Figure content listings
= = = =

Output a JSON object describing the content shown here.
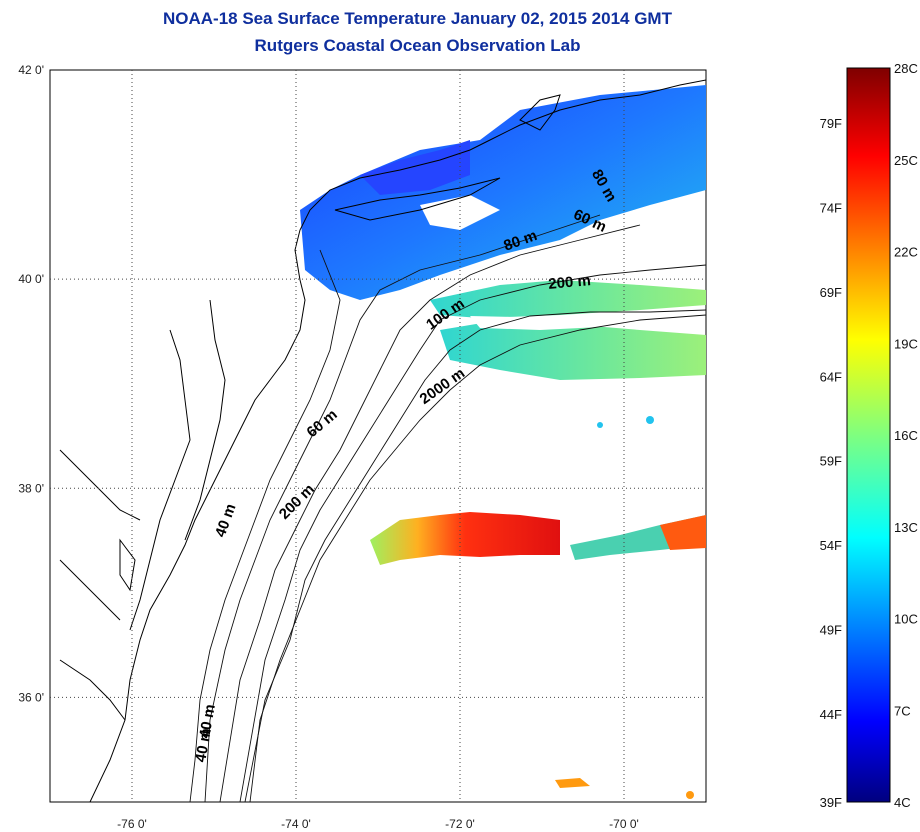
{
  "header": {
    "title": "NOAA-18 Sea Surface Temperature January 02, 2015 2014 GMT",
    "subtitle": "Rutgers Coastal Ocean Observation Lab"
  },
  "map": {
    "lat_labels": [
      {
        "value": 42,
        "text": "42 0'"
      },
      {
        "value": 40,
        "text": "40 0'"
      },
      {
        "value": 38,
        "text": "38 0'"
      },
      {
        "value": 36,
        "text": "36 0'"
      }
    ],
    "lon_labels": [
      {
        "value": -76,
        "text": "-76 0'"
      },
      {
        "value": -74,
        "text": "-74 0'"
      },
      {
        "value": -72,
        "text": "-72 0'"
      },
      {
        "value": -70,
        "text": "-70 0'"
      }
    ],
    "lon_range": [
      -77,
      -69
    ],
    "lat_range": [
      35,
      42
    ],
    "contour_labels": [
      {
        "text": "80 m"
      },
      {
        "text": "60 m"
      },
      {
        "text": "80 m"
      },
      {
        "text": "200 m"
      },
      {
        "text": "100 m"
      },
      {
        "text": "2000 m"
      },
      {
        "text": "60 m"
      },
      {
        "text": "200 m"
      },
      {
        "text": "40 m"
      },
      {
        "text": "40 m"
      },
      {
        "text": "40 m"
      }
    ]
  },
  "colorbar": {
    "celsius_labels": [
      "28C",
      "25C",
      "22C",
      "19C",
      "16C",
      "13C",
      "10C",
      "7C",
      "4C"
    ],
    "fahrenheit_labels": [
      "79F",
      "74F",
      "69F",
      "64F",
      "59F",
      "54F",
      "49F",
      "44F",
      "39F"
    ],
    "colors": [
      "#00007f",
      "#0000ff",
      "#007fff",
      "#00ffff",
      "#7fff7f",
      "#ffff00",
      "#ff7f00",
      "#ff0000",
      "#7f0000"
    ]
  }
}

= = = =

● **Aim**
Give every record back exactly as it reads, with no images.

● **Result of the exercise**
Output a JSON object describing the content shown here.
{
  "header": {
    "title": "NOAA-18 Sea Surface Temperature January 02, 2015 2014 GMT",
    "subtitle": "Rutgers Coastal Ocean Observation Lab"
  },
  "map": {
    "lat_labels": [
      {
        "value": 42,
        "text": "42 0'"
      },
      {
        "value": 40,
        "text": "40 0'"
      },
      {
        "value": 38,
        "text": "38 0'"
      },
      {
        "value": 36,
        "text": "36 0'"
      }
    ],
    "lon_labels": [
      {
        "value": -76,
        "text": "-76 0'"
      },
      {
        "value": -74,
        "text": "-74 0'"
      },
      {
        "value": -72,
        "text": "-72 0'"
      },
      {
        "value": -70,
        "text": "-70 0'"
      }
    ],
    "lon_range": [
      -77,
      -69
    ],
    "lat_range": [
      35,
      42
    ],
    "contour_labels": [
      {
        "text": "80 m"
      },
      {
        "text": "60 m"
      },
      {
        "text": "80 m"
      },
      {
        "text": "200 m"
      },
      {
        "text": "100 m"
      },
      {
        "text": "2000 m"
      },
      {
        "text": "60 m"
      },
      {
        "text": "200 m"
      },
      {
        "text": "40 m"
      },
      {
        "text": "40 m"
      },
      {
        "text": "40 m"
      }
    ]
  },
  "colorbar": {
    "celsius_labels": [
      "28C",
      "25C",
      "22C",
      "19C",
      "16C",
      "13C",
      "10C",
      "7C",
      "4C"
    ],
    "fahrenheit_labels": [
      "79F",
      "74F",
      "69F",
      "64F",
      "59F",
      "54F",
      "49F",
      "44F",
      "39F"
    ],
    "colors": [
      "#00007f",
      "#0000ff",
      "#007fff",
      "#00ffff",
      "#7fff7f",
      "#ffff00",
      "#ff7f00",
      "#ff0000",
      "#7f0000"
    ]
  }
}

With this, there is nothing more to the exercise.